**WHAT NEEDS TO BE DONE**
Go through the entries below and pick out every line with "TECHNOLOGIES".

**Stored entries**
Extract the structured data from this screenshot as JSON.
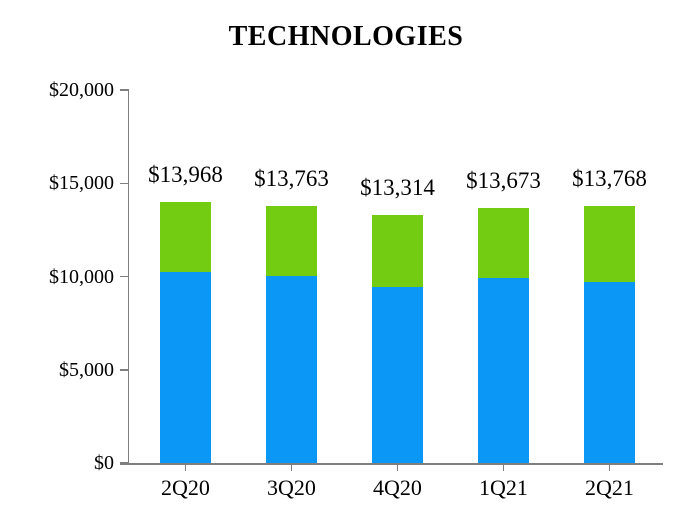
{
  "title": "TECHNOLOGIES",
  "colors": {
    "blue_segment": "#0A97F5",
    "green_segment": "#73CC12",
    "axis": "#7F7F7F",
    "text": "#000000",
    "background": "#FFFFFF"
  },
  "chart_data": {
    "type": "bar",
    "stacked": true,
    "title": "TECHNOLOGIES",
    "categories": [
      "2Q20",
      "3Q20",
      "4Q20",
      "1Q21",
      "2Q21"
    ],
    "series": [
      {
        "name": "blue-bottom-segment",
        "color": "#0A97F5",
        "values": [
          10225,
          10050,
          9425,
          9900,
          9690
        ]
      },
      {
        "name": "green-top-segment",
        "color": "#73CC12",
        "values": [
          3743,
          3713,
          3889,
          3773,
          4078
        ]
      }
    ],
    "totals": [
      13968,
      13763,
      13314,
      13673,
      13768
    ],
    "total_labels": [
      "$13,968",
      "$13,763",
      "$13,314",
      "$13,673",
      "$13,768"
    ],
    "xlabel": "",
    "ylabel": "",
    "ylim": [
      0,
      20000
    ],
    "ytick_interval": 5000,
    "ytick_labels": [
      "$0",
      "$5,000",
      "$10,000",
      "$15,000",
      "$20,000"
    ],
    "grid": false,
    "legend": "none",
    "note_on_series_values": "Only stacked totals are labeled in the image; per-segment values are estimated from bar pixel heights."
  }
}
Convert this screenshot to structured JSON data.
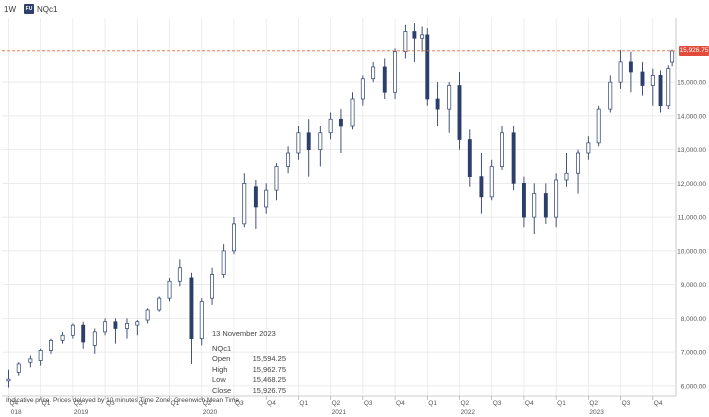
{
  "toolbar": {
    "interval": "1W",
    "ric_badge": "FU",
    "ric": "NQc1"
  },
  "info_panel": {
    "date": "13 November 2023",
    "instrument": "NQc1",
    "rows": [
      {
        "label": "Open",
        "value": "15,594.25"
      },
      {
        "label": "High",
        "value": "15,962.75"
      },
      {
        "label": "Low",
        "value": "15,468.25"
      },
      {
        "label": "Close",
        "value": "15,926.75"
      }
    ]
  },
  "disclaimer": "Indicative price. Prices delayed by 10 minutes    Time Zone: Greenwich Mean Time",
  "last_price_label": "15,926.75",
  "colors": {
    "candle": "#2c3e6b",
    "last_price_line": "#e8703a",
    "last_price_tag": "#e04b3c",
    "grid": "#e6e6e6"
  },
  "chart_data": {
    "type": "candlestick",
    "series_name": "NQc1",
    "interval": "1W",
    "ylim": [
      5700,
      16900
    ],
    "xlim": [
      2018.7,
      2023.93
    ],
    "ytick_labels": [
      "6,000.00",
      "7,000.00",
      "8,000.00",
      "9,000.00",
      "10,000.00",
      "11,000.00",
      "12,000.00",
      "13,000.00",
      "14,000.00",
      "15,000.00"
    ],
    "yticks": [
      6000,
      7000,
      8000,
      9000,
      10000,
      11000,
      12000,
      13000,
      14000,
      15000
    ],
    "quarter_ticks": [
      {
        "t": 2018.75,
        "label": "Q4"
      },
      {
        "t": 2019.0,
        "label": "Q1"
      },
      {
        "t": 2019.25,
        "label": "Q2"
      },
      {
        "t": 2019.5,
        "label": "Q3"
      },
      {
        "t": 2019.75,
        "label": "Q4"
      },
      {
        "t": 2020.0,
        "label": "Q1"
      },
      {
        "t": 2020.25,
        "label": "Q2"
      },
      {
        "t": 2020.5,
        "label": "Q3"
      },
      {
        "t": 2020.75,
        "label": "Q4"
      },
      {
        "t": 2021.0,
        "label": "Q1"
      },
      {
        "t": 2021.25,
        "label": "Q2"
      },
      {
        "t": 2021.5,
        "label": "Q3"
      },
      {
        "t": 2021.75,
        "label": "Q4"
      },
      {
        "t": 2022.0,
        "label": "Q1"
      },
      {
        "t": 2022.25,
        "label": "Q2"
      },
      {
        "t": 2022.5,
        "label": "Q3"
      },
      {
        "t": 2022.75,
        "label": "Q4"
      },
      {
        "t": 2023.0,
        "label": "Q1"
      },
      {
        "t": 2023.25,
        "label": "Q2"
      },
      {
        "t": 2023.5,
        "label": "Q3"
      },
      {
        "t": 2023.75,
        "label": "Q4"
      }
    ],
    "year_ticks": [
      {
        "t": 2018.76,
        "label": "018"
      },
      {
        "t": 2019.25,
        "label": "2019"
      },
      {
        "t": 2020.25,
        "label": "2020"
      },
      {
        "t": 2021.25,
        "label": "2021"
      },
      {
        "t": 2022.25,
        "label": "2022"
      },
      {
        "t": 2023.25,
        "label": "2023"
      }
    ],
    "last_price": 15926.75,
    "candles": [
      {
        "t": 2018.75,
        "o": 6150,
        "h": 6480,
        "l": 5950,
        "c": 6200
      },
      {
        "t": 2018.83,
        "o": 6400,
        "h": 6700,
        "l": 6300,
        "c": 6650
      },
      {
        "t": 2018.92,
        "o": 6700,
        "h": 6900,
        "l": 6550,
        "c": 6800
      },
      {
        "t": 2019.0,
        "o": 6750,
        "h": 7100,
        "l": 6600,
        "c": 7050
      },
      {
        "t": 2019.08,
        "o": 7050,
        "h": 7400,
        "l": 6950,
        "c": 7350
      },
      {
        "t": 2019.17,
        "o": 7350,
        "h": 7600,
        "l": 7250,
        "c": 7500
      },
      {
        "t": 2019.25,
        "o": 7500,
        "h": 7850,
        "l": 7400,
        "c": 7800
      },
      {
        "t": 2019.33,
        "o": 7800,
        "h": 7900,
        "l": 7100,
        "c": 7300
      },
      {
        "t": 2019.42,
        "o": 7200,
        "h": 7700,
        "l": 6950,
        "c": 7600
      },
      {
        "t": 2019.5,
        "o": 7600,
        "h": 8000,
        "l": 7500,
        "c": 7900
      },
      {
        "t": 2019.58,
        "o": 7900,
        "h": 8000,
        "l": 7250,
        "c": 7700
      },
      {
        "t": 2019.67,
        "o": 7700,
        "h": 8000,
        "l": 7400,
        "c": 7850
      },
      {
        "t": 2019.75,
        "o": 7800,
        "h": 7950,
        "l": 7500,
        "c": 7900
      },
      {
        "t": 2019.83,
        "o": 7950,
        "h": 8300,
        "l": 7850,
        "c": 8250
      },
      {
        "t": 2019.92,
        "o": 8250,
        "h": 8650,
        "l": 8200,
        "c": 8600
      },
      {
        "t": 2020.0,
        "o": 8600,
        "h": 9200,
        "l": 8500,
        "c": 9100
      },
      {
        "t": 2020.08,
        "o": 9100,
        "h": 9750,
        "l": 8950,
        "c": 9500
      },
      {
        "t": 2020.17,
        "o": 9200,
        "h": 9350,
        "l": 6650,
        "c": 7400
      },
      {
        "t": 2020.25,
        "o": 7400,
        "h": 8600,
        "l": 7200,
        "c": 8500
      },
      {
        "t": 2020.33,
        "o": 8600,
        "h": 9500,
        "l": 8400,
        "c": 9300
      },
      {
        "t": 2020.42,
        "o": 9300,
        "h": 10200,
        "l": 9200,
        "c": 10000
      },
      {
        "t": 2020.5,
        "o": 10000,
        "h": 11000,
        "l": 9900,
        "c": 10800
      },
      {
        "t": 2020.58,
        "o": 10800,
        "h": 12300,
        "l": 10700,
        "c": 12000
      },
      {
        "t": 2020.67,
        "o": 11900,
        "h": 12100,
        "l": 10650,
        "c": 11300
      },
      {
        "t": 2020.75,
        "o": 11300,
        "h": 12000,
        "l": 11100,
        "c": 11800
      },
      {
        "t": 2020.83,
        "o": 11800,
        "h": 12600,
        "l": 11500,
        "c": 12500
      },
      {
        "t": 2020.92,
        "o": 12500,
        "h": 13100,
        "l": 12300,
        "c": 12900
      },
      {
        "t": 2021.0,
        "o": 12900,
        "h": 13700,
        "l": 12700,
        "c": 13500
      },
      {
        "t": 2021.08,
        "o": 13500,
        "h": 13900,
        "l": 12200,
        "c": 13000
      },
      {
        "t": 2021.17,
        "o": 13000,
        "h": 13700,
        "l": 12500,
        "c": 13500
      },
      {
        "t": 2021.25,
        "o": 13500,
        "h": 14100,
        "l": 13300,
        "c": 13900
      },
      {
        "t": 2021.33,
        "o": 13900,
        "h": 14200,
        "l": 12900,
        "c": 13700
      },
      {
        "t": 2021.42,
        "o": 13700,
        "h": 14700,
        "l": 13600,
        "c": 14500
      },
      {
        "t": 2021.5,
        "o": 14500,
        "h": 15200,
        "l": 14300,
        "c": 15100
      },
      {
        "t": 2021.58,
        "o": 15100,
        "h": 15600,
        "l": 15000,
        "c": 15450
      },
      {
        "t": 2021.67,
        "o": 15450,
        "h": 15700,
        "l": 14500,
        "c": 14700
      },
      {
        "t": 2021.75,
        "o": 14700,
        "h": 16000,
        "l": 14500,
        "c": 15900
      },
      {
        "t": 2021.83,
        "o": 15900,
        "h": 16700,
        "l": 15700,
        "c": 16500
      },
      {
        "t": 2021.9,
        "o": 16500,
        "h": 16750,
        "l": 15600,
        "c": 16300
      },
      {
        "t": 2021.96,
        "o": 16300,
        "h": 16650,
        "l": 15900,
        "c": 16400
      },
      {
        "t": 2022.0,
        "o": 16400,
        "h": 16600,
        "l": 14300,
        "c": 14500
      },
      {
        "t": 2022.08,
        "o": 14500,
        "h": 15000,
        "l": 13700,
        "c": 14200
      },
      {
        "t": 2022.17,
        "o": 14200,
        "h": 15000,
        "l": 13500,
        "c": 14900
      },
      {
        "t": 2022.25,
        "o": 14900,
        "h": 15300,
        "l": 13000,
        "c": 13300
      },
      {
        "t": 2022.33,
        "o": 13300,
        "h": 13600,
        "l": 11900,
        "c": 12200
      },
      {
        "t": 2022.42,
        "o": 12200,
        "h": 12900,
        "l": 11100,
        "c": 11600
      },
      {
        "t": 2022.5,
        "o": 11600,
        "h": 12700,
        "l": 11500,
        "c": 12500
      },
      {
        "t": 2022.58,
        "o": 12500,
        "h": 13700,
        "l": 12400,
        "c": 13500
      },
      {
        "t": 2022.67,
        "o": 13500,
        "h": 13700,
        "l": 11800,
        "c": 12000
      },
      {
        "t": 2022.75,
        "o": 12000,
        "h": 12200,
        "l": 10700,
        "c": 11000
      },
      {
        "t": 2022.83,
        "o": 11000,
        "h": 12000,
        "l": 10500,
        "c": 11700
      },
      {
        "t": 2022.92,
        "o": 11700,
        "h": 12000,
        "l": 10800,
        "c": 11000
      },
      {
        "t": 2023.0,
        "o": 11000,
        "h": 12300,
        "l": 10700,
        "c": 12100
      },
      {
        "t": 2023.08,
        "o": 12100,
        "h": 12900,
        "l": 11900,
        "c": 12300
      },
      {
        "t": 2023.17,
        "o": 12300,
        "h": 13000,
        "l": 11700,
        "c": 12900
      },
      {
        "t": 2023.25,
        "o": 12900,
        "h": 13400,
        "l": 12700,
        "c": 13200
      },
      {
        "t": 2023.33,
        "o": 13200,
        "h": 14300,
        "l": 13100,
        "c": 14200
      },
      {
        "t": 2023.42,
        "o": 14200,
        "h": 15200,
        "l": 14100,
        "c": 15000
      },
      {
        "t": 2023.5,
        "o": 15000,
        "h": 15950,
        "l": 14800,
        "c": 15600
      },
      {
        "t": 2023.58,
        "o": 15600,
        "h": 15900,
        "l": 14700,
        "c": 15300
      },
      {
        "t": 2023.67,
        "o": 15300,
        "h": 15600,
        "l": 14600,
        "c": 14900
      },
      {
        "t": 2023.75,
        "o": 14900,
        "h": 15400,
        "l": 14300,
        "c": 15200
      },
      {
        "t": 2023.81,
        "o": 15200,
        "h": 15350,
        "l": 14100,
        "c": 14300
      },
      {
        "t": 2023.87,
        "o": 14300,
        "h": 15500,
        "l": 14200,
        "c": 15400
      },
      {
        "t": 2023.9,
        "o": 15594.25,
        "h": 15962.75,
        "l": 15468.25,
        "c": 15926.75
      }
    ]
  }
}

**RESULT OF THIS TASK**
  "title": "TECHNOLOGIES",
    "title": "TECHNOLOGIES",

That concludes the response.